▶ What needs to be done
Find the lines with the string "JSON" and return them.

▶ Rows
::::::::

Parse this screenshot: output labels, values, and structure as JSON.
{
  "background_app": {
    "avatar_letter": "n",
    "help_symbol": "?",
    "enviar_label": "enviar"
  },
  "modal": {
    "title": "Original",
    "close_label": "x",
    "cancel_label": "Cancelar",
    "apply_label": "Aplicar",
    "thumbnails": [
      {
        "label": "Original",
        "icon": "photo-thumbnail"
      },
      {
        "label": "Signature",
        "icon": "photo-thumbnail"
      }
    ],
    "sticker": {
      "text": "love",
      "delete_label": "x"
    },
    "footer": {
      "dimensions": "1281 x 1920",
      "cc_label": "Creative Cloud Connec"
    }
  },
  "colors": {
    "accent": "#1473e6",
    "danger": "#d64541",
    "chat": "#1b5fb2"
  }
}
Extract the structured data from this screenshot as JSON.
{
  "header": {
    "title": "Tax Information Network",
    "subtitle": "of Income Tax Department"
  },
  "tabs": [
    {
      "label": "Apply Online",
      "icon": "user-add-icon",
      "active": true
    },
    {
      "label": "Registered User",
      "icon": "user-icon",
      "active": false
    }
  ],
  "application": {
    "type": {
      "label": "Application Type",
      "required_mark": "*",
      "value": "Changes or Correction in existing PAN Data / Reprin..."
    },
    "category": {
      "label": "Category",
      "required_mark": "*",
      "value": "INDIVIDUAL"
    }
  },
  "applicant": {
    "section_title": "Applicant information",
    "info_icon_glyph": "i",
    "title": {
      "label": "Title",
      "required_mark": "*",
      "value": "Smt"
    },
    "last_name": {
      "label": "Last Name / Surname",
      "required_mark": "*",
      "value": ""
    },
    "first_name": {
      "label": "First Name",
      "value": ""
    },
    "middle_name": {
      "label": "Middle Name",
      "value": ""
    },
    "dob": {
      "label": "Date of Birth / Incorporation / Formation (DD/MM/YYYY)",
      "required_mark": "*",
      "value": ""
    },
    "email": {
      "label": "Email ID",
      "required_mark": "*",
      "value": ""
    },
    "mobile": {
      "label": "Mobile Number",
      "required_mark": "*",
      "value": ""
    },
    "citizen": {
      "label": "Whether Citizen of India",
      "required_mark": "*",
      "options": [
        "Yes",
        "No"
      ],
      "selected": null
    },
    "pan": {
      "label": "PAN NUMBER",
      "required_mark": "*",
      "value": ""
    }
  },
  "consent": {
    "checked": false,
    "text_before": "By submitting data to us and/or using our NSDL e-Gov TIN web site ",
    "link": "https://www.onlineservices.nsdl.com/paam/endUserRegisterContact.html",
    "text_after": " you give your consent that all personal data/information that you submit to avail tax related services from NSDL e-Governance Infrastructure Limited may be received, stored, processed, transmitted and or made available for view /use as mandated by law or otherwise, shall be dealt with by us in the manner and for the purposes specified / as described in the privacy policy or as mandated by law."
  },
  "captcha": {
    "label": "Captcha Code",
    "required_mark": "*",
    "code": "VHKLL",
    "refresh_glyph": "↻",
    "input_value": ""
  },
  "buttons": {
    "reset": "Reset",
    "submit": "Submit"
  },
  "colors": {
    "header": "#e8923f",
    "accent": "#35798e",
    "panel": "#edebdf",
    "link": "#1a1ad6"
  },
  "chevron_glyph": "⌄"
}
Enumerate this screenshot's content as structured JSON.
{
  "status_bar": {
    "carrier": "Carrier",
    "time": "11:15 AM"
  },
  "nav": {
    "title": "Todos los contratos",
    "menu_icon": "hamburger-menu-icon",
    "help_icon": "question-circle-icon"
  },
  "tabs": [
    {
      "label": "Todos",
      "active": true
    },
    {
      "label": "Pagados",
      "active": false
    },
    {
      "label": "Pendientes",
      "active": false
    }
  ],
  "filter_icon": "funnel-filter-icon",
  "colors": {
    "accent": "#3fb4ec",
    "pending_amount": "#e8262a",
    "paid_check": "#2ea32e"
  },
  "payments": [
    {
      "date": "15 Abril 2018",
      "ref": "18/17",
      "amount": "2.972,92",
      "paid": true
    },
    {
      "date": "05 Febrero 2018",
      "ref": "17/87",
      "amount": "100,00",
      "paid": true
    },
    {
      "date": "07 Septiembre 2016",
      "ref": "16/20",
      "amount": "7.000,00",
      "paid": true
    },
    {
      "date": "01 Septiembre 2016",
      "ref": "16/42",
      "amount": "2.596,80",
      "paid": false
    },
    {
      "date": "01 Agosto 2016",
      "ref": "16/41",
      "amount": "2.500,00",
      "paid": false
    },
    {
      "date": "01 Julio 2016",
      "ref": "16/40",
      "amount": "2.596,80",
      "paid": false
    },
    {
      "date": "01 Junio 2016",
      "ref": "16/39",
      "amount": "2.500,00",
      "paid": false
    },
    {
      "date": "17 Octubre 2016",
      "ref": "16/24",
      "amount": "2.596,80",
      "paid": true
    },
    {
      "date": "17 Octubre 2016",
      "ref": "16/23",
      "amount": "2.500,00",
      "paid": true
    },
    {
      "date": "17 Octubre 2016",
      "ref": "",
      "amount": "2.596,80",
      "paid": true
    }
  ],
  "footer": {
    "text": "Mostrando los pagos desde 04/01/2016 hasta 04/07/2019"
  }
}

::::::::

▶ Answer for this exercise
Parse this screenshot: output labels, values, and structure as JSON.
Extract the structured data from this screenshot as JSON.
Enumerate this screenshot's content as structured JSON.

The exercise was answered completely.